What to work on – Your task is to output the entries below word for word.

Extracted information –
================

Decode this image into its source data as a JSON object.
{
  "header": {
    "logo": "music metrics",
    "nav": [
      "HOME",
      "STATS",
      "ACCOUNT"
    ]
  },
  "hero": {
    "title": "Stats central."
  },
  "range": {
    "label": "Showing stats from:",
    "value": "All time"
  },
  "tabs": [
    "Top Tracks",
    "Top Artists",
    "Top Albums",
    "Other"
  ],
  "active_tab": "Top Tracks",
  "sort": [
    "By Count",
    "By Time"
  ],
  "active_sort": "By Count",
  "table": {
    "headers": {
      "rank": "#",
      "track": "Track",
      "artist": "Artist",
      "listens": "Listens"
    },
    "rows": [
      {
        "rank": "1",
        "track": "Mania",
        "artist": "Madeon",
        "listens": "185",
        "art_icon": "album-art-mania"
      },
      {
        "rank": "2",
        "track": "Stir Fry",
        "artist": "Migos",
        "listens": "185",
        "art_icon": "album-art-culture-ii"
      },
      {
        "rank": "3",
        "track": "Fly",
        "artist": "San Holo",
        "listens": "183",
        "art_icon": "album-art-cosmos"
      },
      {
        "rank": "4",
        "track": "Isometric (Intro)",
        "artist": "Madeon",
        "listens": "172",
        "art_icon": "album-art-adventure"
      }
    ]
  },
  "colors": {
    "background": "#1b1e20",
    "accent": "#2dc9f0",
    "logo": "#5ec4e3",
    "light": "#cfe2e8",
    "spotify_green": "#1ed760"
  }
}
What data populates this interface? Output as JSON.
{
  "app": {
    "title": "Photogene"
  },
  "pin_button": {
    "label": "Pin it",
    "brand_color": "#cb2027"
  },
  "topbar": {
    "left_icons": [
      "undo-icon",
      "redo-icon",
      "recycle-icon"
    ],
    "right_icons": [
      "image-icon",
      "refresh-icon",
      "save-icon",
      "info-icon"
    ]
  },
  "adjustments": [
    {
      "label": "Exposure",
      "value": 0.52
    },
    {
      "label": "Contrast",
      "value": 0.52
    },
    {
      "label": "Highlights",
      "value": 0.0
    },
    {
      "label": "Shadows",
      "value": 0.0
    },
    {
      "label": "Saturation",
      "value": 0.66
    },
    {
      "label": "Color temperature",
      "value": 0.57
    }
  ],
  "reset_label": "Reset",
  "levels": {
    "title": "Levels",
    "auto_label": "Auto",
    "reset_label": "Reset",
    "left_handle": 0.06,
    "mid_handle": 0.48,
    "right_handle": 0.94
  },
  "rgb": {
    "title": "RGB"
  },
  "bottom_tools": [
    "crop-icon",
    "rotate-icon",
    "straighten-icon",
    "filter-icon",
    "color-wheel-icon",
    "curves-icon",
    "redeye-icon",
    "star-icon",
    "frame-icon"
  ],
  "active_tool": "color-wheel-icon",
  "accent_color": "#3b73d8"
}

================

Written solution –
Decode this image into its source data as a JSON object.
{
  "header": {
    "logo": "music metrics",
    "nav": [
      "HOME",
      "STATS",
      "ACCOUNT"
    ]
  },
  "hero": {
    "title": "Stats central."
  },
  "range": {
    "label": "Showing stats from:",
    "value": "All time"
  },
  "tabs": [
    "Top Tracks",
    "Top Artists",
    "Top Albums",
    "Other"
  ],
  "active_tab": "Top Tracks",
  "sort": [
    "By Count",
    "By Time"
  ],
  "active_sort": "By Count",
  "table": {
    "headers": {
      "rank": "#",
      "track": "Track",
      "artist": "Artist",
      "listens": "Listens"
    },
    "rows": [
      {
        "rank": "1",
        "track": "Mania",
        "artist": "Madeon",
        "listens": "185",
        "art_icon": "album-art-mania"
      },
      {
        "rank": "2",
        "track": "Stir Fry",
        "artist": "Migos",
        "listens": "185",
        "art_icon": "album-art-culture-ii"
      },
      {
        "rank": "3",
        "track": "Fly",
        "artist": "San Holo",
        "listens": "183",
        "art_icon": "album-art-cosmos"
      },
      {
        "rank": "4",
        "track": "Isometric (Intro)",
        "artist": "Madeon",
        "listens": "172",
        "art_icon": "album-art-adventure"
      }
    ]
  },
  "colors": {
    "background": "#1b1e20",
    "accent": "#2dc9f0",
    "logo": "#5ec4e3",
    "light": "#cfe2e8",
    "spotify_green": "#1ed760"
  }
}
What data populates this interface? Output as JSON.
{
  "app": {
    "title": "Photogene"
  },
  "pin_button": {
    "label": "Pin it",
    "brand_color": "#cb2027"
  },
  "topbar": {
    "left_icons": [
      "undo-icon",
      "redo-icon",
      "recycle-icon"
    ],
    "right_icons": [
      "image-icon",
      "refresh-icon",
      "save-icon",
      "info-icon"
    ]
  },
  "adjustments": [
    {
      "label": "Exposure",
      "value": 0.52
    },
    {
      "label": "Contrast",
      "value": 0.52
    },
    {
      "label": "Highlights",
      "value": 0.0
    },
    {
      "label": "Shadows",
      "value": 0.0
    },
    {
      "label": "Saturation",
      "value": 0.66
    },
    {
      "label": "Color temperature",
      "value": 0.57
    }
  ],
  "reset_label": "Reset",
  "levels": {
    "title": "Levels",
    "auto_label": "Auto",
    "reset_label": "Reset",
    "left_handle": 0.06,
    "mid_handle": 0.48,
    "right_handle": 0.94
  },
  "rgb": {
    "title": "RGB"
  },
  "bottom_tools": [
    "crop-icon",
    "rotate-icon",
    "straighten-icon",
    "filter-icon",
    "color-wheel-icon",
    "curves-icon",
    "redeye-icon",
    "star-icon",
    "frame-icon"
  ],
  "active_tool": "color-wheel-icon",
  "accent_color": "#3b73d8"
}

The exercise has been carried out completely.